Examine each line of the data. Copy those that contain the string "животных".

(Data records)
********

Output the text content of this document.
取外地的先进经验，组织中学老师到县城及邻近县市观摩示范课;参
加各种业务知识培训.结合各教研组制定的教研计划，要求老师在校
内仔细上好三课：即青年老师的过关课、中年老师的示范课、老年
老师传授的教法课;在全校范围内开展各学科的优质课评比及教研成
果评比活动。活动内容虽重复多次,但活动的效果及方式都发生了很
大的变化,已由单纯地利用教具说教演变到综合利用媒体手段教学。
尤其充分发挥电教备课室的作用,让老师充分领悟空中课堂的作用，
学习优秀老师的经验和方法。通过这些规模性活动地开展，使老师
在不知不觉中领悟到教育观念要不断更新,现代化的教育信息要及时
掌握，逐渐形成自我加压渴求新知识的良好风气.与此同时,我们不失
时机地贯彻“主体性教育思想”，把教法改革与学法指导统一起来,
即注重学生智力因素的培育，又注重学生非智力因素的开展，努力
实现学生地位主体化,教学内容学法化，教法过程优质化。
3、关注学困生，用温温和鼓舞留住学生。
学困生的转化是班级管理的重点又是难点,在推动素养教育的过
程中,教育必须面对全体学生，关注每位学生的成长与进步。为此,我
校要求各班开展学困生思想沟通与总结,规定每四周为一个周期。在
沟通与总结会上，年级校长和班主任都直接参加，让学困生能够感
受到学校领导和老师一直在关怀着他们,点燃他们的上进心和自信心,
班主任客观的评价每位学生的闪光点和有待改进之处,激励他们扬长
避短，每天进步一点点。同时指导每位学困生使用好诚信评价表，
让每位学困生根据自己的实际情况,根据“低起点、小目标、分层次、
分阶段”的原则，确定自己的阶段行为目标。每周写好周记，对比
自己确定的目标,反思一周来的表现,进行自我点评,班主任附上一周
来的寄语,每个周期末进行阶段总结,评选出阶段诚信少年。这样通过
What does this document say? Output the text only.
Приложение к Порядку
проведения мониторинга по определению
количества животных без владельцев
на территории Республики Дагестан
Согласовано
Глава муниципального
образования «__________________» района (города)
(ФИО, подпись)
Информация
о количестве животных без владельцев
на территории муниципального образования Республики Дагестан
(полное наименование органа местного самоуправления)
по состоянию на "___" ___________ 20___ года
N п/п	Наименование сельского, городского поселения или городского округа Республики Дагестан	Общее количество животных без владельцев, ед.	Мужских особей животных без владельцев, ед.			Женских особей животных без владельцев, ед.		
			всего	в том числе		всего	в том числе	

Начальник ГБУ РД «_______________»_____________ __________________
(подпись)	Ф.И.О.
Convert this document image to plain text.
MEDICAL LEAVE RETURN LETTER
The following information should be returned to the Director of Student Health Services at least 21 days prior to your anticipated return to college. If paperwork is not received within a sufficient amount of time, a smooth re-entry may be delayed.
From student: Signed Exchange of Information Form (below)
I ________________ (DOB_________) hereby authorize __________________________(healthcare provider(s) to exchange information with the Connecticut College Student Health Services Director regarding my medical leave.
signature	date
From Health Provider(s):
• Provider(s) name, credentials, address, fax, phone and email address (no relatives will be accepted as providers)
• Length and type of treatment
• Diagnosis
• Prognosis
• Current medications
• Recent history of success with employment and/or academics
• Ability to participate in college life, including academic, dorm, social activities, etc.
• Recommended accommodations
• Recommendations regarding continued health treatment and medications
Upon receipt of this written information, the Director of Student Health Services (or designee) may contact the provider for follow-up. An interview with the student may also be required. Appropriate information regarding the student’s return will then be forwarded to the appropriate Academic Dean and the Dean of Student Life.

********

* RESPONSE TO THIS TASK
количества животных без владельцев
о количестве животных без владельцев
N п/п	Наименование сельского, городского поселения или городского округа Республики Дагестан	Общее количество животных без владельцев, ед.	Мужских особей животных без владельцев, ед.			Женских особей животных без владельцев, ед.		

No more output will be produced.